* Written request *
Copy every line of the listing below word for word, leaving out the pictures.

* Data *
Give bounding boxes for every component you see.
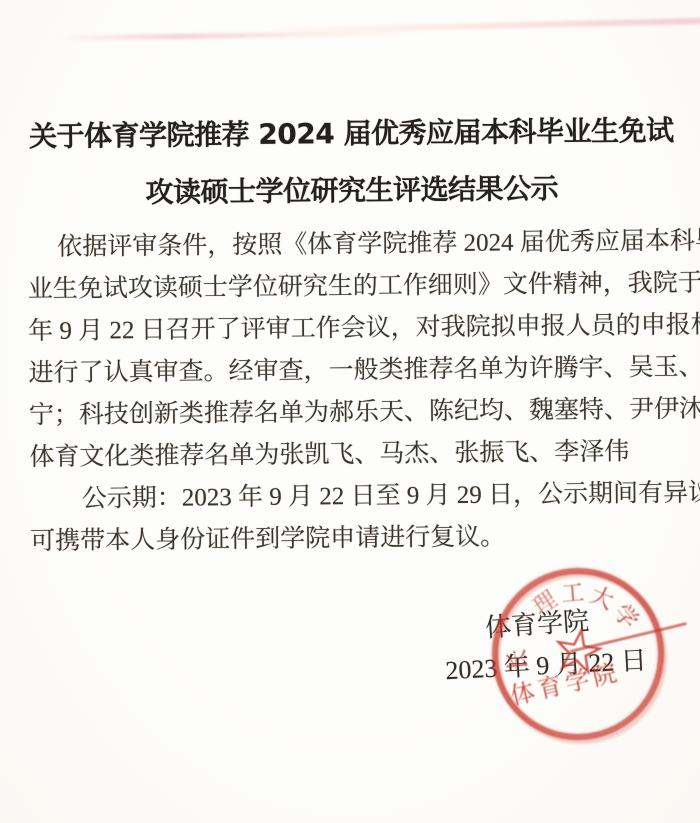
body-line: 公示期：2023 年 9 月 22 日至 9 月 29 日，公示期间有异议者、: [30, 473, 680, 521]
document-content: 关于体育学院推荐 2024 届优秀应届本科毕业生免试 攻读硕士学位研究生评选结果…: [25, 0, 680, 563]
body-line: 宁；科技创新类推荐名单为郝乐天、陈纪均、魏塞特、尹伊沐；: [29, 389, 679, 437]
body-line: 体育文化类推荐名单为张凯飞、马杰、张振飞、李泽伟: [29, 431, 679, 479]
seal-arc-char: 长: [505, 648, 530, 673]
official-seal: 长 理 工 大 学 体育学院: [492, 568, 664, 740]
document-title: 关于体育学院推荐 2024 届优秀应届本科毕业生免试 攻读硕士学位研究生评选结果…: [26, 116, 677, 209]
body-line: 依据评审条件，按照《体育学院推荐 2024 届优秀应届本科毕: [27, 221, 677, 269]
title-line-2: 攻读硕士学位研究生评选结果公示: [27, 173, 677, 209]
scanned-document-page: 关于体育学院推荐 2024 届优秀应届本科毕业生免试 攻读硕士学位研究生评选结果…: [0, 0, 700, 823]
body-line: 可携带本人身份证件到学院申请进行复议。: [30, 515, 680, 563]
document-body: 依据评审条件，按照《体育学院推荐 2024 届优秀应届本科毕 业生免试攻读硕士学…: [27, 221, 680, 563]
body-line: 进行了认真审查。经审查，一般类推荐名单为许腾宇、吴玉、张: [28, 347, 678, 395]
body-line: 业生免试攻读硕士学位研究生的工作细则》文件精神，我院于 2023: [28, 263, 678, 311]
title-line-1: 关于体育学院推荐 2024 届优秀应届本科毕业生免试: [26, 116, 676, 152]
seal-arc-char: 工: [560, 581, 585, 606]
body-line: 年 9 月 22 日召开了评审工作会议，对我院拟申报人员的申报材料，: [28, 305, 678, 353]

* The result *
Give bounding boxes for every component you see.
body-line: 公示期：2023 年 9 月 22 日至 9 月 29 日，公示期间有异议者、: [30, 473, 680, 521]
document-content: 关于体育学院推荐 2024 届优秀应届本科毕业生免试 攻读硕士学位研究生评选结果…: [25, 0, 680, 563]
body-line: 宁；科技创新类推荐名单为郝乐天、陈纪均、魏塞特、尹伊沐；: [29, 389, 679, 437]
body-line: 体育文化类推荐名单为张凯飞、马杰、张振飞、李泽伟: [29, 431, 679, 479]
seal-arc-char: 长: [505, 648, 530, 673]
official-seal: 长 理 工 大 学 体育学院: [492, 568, 664, 740]
document-title: 关于体育学院推荐 2024 届优秀应届本科毕业生免试 攻读硕士学位研究生评选结果…: [26, 116, 677, 209]
body-line: 依据评审条件，按照《体育学院推荐 2024 届优秀应届本科毕: [27, 221, 677, 269]
title-line-2: 攻读硕士学位研究生评选结果公示: [27, 173, 677, 209]
scanned-document-page: 关于体育学院推荐 2024 届优秀应届本科毕业生免试 攻读硕士学位研究生评选结果…: [0, 0, 700, 823]
body-line: 可携带本人身份证件到学院申请进行复议。: [30, 515, 680, 563]
document-body: 依据评审条件，按照《体育学院推荐 2024 届优秀应届本科毕 业生免试攻读硕士学…: [27, 221, 680, 563]
body-line: 进行了认真审查。经审查，一般类推荐名单为许腾宇、吴玉、张: [28, 347, 678, 395]
body-line: 业生免试攻读硕士学位研究生的工作细则》文件精神，我院于 2023: [28, 263, 678, 311]
title-line-1: 关于体育学院推荐 2024 届优秀应届本科毕业生免试: [26, 116, 676, 152]
seal-arc-char: 工: [560, 581, 585, 606]
body-line: 年 9 月 22 日召开了评审工作会议，对我院拟申报人员的申报材料，: [28, 305, 678, 353]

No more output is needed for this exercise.